> [Work to be completed]: Examine the entries and show every line in which the word "seconds" is found.

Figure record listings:
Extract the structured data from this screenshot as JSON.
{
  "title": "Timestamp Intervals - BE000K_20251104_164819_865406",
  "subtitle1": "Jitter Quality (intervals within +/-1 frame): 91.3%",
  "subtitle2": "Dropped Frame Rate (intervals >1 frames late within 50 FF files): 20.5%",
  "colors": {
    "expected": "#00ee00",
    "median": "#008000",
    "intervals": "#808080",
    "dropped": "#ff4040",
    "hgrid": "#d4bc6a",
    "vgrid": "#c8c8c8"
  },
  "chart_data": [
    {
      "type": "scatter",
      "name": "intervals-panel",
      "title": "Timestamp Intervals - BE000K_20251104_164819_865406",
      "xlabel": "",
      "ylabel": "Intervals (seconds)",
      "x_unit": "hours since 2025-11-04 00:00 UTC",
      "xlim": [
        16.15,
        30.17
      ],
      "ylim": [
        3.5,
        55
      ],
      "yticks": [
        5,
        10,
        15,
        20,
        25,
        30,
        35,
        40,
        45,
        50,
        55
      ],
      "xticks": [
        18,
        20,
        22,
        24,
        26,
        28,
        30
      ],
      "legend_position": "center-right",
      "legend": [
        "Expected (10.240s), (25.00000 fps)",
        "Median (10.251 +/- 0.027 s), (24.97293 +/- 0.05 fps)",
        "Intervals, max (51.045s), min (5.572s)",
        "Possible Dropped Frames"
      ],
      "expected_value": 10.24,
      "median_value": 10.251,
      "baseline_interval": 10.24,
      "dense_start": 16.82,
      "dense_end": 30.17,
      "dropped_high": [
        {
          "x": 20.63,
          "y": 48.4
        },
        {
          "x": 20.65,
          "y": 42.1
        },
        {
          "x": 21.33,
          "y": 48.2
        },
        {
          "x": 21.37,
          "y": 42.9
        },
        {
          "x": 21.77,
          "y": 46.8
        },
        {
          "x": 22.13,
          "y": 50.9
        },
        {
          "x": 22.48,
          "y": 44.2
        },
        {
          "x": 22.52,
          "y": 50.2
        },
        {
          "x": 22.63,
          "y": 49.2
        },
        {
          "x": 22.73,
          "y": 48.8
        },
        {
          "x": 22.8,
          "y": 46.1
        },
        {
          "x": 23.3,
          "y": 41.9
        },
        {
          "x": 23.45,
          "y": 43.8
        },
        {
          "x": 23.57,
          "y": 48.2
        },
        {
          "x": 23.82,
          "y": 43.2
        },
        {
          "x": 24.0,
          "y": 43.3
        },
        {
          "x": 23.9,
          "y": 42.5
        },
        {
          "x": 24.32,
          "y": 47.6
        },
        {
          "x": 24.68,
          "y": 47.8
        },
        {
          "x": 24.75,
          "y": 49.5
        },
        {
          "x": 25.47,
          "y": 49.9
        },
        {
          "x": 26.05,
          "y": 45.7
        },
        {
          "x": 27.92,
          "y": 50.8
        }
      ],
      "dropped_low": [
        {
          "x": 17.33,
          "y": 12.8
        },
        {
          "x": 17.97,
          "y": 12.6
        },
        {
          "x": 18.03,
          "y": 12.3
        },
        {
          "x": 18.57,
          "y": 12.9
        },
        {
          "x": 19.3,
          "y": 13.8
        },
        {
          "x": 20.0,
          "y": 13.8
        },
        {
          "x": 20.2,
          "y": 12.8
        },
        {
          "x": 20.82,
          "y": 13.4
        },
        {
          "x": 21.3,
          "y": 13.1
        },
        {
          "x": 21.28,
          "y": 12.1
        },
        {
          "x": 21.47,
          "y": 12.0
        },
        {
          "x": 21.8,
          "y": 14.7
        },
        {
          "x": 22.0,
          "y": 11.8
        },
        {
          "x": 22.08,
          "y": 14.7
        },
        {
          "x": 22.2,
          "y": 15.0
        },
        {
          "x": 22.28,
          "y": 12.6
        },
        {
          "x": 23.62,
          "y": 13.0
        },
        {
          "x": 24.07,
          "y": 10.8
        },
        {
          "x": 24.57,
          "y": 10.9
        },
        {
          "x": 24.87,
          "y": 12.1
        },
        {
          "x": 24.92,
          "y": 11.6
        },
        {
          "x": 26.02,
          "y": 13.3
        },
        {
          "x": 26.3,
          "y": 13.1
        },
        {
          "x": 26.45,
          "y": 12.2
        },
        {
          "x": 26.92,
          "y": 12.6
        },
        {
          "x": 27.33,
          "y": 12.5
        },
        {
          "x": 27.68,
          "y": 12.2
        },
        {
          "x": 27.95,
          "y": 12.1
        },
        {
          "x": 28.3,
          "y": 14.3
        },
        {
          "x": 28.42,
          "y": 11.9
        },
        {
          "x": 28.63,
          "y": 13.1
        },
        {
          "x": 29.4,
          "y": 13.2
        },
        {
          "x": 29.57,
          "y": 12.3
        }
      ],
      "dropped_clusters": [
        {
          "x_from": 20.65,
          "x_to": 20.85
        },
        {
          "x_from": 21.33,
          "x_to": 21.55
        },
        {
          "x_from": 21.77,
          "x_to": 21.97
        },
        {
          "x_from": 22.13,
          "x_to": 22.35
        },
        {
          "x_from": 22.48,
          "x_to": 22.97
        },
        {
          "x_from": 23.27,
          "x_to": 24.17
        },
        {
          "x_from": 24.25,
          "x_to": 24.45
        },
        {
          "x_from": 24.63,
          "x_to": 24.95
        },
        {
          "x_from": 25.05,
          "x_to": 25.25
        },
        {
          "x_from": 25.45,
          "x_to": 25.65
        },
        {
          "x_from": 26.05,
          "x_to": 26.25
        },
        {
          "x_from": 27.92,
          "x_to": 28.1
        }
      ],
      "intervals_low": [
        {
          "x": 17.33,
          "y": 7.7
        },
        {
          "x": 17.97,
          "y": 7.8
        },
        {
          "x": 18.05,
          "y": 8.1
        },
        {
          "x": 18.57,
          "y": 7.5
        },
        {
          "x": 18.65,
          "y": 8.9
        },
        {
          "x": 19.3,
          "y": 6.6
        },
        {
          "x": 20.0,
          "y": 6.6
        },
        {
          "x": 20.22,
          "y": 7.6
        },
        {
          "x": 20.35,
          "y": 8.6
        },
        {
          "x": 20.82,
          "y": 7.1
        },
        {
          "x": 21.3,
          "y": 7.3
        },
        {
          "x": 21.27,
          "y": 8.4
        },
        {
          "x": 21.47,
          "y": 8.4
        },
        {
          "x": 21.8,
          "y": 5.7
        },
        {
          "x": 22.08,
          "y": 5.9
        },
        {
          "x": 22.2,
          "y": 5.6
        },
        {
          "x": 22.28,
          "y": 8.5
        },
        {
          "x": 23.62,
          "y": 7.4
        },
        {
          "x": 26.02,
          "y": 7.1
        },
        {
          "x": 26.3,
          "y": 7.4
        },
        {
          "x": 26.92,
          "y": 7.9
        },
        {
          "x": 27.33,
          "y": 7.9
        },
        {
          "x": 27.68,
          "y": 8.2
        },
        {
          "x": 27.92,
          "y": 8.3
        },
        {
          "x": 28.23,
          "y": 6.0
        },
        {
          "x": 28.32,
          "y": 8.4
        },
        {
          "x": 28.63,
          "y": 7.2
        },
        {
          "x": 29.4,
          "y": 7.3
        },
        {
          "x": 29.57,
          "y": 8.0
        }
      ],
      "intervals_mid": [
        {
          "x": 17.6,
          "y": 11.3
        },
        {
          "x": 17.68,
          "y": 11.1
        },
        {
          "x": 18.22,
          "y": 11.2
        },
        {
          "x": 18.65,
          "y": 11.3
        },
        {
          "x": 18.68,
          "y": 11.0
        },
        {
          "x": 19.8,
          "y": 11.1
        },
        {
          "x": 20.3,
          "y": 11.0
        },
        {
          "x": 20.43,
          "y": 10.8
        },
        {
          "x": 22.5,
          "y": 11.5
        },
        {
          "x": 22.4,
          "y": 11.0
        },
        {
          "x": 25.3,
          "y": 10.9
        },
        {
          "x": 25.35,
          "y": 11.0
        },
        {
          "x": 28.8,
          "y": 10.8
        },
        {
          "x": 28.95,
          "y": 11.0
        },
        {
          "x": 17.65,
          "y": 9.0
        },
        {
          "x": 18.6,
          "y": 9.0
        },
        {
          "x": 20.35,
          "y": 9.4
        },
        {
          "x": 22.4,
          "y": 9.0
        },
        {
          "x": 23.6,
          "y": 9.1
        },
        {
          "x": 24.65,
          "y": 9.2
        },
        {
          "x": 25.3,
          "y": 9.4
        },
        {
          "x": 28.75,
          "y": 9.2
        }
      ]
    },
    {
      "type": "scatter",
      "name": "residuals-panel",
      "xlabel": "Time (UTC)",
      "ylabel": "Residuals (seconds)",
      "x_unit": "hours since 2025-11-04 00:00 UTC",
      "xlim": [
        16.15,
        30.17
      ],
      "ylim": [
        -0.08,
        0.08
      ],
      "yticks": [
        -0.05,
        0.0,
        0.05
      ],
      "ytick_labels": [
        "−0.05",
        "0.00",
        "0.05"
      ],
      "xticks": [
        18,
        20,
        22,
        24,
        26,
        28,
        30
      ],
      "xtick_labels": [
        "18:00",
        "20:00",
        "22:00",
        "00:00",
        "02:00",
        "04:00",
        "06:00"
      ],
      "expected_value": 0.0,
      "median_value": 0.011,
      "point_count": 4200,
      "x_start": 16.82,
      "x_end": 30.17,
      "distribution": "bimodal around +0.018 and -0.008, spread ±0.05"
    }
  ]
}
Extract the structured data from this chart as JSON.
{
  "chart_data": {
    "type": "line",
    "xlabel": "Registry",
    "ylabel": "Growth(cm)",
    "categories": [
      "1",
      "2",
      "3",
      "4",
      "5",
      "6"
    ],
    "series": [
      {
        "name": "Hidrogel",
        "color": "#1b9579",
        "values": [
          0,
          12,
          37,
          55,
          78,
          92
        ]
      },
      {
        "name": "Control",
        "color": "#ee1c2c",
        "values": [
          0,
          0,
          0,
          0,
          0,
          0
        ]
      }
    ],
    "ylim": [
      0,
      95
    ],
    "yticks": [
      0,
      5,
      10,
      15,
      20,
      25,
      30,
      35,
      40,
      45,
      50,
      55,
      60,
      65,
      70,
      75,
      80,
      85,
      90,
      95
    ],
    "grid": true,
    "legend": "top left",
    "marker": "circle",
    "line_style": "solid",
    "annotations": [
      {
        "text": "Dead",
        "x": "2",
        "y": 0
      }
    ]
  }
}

> [The result]:
      "ylabel": "Intervals (seconds)",
      "ylabel": "Residuals (seconds)",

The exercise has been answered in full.